**What you will do:** Repeat the whole listing below, word for word.

**Extracted records:**
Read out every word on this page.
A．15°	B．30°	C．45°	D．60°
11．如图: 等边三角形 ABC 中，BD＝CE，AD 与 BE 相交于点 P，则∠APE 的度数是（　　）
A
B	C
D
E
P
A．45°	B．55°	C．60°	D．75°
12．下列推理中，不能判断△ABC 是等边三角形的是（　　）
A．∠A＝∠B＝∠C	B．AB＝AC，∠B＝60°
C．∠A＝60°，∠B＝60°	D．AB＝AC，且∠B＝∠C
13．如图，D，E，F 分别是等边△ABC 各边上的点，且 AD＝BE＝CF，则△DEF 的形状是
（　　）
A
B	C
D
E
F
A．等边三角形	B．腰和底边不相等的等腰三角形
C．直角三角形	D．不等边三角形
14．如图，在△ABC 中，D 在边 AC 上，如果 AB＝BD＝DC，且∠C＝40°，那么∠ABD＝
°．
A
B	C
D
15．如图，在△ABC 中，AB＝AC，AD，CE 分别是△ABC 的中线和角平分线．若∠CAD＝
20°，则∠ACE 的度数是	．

**Exercise result:**
Read out every word on this page.
A．15°	B．30°	C．45°	D．60°
11．如图: 等边三角形 ABC 中，BD＝CE，AD 与 BE 相交于点 P，则∠APE 的度数是（　　）
A
B	C
D
E
P
A．45°	B．55°	C．60°	D．75°
12．下列推理中，不能判断△ABC 是等边三角形的是（　　）
A．∠A＝∠B＝∠C	B．AB＝AC，∠B＝60°
C．∠A＝60°，∠B＝60°	D．AB＝AC，且∠B＝∠C
13．如图，D，E，F 分别是等边△ABC 各边上的点，且 AD＝BE＝CF，则△DEF 的形状是
（　　）
A
B	C
D
E
F
A．等边三角形	B．腰和底边不相等的等腰三角形
C．直角三角形	D．不等边三角形
14．如图，在△ABC 中，D 在边 AC 上，如果 AB＝BD＝DC，且∠C＝40°，那么∠ABD＝
°．
A
B	C
D
15．如图，在△ABC 中，AB＝AC，AD，CE 分别是△ABC 的中线和角平分线．若∠CAD＝
20°，则∠ACE 的度数是	．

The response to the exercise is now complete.